_Data to process_.
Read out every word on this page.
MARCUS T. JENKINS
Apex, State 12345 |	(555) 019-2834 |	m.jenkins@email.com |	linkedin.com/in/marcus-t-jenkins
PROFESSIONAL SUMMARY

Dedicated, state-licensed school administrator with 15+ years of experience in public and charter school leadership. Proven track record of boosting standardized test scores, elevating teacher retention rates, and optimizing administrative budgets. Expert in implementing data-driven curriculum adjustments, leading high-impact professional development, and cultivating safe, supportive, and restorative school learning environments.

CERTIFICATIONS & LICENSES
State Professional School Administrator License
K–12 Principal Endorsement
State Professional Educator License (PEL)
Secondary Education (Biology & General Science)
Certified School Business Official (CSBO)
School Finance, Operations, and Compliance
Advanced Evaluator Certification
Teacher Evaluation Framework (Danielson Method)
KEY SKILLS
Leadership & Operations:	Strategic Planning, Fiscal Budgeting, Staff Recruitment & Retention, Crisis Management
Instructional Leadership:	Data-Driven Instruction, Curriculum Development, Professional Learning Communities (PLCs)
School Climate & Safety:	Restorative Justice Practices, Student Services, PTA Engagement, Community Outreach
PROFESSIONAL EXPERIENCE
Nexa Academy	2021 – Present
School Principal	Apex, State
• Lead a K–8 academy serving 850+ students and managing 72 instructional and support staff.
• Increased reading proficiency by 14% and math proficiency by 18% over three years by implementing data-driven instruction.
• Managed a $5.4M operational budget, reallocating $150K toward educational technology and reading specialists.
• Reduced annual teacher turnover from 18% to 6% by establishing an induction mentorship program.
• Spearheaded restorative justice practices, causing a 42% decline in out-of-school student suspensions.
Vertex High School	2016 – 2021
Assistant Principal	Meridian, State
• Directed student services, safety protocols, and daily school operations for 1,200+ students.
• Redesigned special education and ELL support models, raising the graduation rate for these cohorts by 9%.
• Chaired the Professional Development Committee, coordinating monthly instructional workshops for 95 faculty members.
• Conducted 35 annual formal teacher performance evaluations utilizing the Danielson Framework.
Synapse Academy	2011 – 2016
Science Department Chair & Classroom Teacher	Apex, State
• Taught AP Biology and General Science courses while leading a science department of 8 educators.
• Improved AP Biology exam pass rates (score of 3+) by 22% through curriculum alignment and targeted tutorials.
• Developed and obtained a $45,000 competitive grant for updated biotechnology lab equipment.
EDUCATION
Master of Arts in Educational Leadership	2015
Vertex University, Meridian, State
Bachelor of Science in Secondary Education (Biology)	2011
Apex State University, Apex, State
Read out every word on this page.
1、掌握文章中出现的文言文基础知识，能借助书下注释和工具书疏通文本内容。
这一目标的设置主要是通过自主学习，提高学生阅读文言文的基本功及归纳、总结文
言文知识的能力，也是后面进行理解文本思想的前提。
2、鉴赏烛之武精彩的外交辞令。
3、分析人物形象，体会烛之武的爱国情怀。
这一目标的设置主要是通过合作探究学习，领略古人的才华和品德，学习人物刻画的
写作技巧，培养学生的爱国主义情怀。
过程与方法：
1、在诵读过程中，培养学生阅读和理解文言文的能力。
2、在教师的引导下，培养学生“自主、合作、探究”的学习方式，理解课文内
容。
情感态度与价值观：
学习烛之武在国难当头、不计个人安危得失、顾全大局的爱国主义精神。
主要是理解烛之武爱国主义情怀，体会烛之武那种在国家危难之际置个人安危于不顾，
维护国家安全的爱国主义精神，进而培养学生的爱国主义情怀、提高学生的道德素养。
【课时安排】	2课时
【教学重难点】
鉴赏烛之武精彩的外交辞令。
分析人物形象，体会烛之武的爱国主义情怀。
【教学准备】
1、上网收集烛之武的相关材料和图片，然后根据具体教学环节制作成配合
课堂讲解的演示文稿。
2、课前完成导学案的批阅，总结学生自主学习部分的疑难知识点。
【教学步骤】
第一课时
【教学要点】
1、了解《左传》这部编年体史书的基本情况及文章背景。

_Instruction_.
All of the material above needs to be retyped word for word.

_Answer for this exercise_.
Read out every word on this page.
MARCUS T. JENKINS
Apex, State 12345 |	(555) 019-2834 |	m.jenkins@email.com |	linkedin.com/in/marcus-t-jenkins
PROFESSIONAL SUMMARY

Dedicated, state-licensed school administrator with 15+ years of experience in public and charter school leadership. Proven track record of boosting standardized test scores, elevating teacher retention rates, and optimizing administrative budgets. Expert in implementing data-driven curriculum adjustments, leading high-impact professional development, and cultivating safe, supportive, and restorative school learning environments.

CERTIFICATIONS & LICENSES
State Professional School Administrator License
K–12 Principal Endorsement
State Professional Educator License (PEL)
Secondary Education (Biology & General Science)
Certified School Business Official (CSBO)
School Finance, Operations, and Compliance
Advanced Evaluator Certification
Teacher Evaluation Framework (Danielson Method)
KEY SKILLS
Leadership & Operations:	Strategic Planning, Fiscal Budgeting, Staff Recruitment & Retention, Crisis Management
Instructional Leadership:	Data-Driven Instruction, Curriculum Development, Professional Learning Communities (PLCs)
School Climate & Safety:	Restorative Justice Practices, Student Services, PTA Engagement, Community Outreach
PROFESSIONAL EXPERIENCE
Nexa Academy	2021 – Present
School Principal	Apex, State
• Lead a K–8 academy serving 850+ students and managing 72 instructional and support staff.
• Increased reading proficiency by 14% and math proficiency by 18% over three years by implementing data-driven instruction.
• Managed a $5.4M operational budget, reallocating $150K toward educational technology and reading specialists.
• Reduced annual teacher turnover from 18% to 6% by establishing an induction mentorship program.
• Spearheaded restorative justice practices, causing a 42% decline in out-of-school student suspensions.
Vertex High School	2016 – 2021
Assistant Principal	Meridian, State
• Directed student services, safety protocols, and daily school operations for 1,200+ students.
• Redesigned special education and ELL support models, raising the graduation rate for these cohorts by 9%.
• Chaired the Professional Development Committee, coordinating monthly instructional workshops for 95 faculty members.
• Conducted 35 annual formal teacher performance evaluations utilizing the Danielson Framework.
Synapse Academy	2011 – 2016
Science Department Chair & Classroom Teacher	Apex, State
• Taught AP Biology and General Science courses while leading a science department of 8 educators.
• Improved AP Biology exam pass rates (score of 3+) by 22% through curriculum alignment and targeted tutorials.
• Developed and obtained a $45,000 competitive grant for updated biotechnology lab equipment.
EDUCATION
Master of Arts in Educational Leadership	2015
Vertex University, Meridian, State
Bachelor of Science in Secondary Education (Biology)	2011
Apex State University, Apex, State
Read out every word on this page.
1、掌握文章中出现的文言文基础知识，能借助书下注释和工具书疏通文本内容。
这一目标的设置主要是通过自主学习，提高学生阅读文言文的基本功及归纳、总结文
言文知识的能力，也是后面进行理解文本思想的前提。
2、鉴赏烛之武精彩的外交辞令。
3、分析人物形象，体会烛之武的爱国情怀。
这一目标的设置主要是通过合作探究学习，领略古人的才华和品德，学习人物刻画的
写作技巧，培养学生的爱国主义情怀。
过程与方法：
1、在诵读过程中，培养学生阅读和理解文言文的能力。
2、在教师的引导下，培养学生“自主、合作、探究”的学习方式，理解课文内
容。
情感态度与价值观：
学习烛之武在国难当头、不计个人安危得失、顾全大局的爱国主义精神。
主要是理解烛之武爱国主义情怀，体会烛之武那种在国家危难之际置个人安危于不顾，
维护国家安全的爱国主义精神，进而培养学生的爱国主义情怀、提高学生的道德素养。
【课时安排】	2课时
【教学重难点】
鉴赏烛之武精彩的外交辞令。
分析人物形象，体会烛之武的爱国主义情怀。
【教学准备】
1、上网收集烛之武的相关材料和图片，然后根据具体教学环节制作成配合
课堂讲解的演示文稿。
2、课前完成导学案的批阅，总结学生自主学习部分的疑难知识点。
【教学步骤】
第一课时
【教学要点】
1、了解《左传》这部编年体史书的基本情况及文章背景。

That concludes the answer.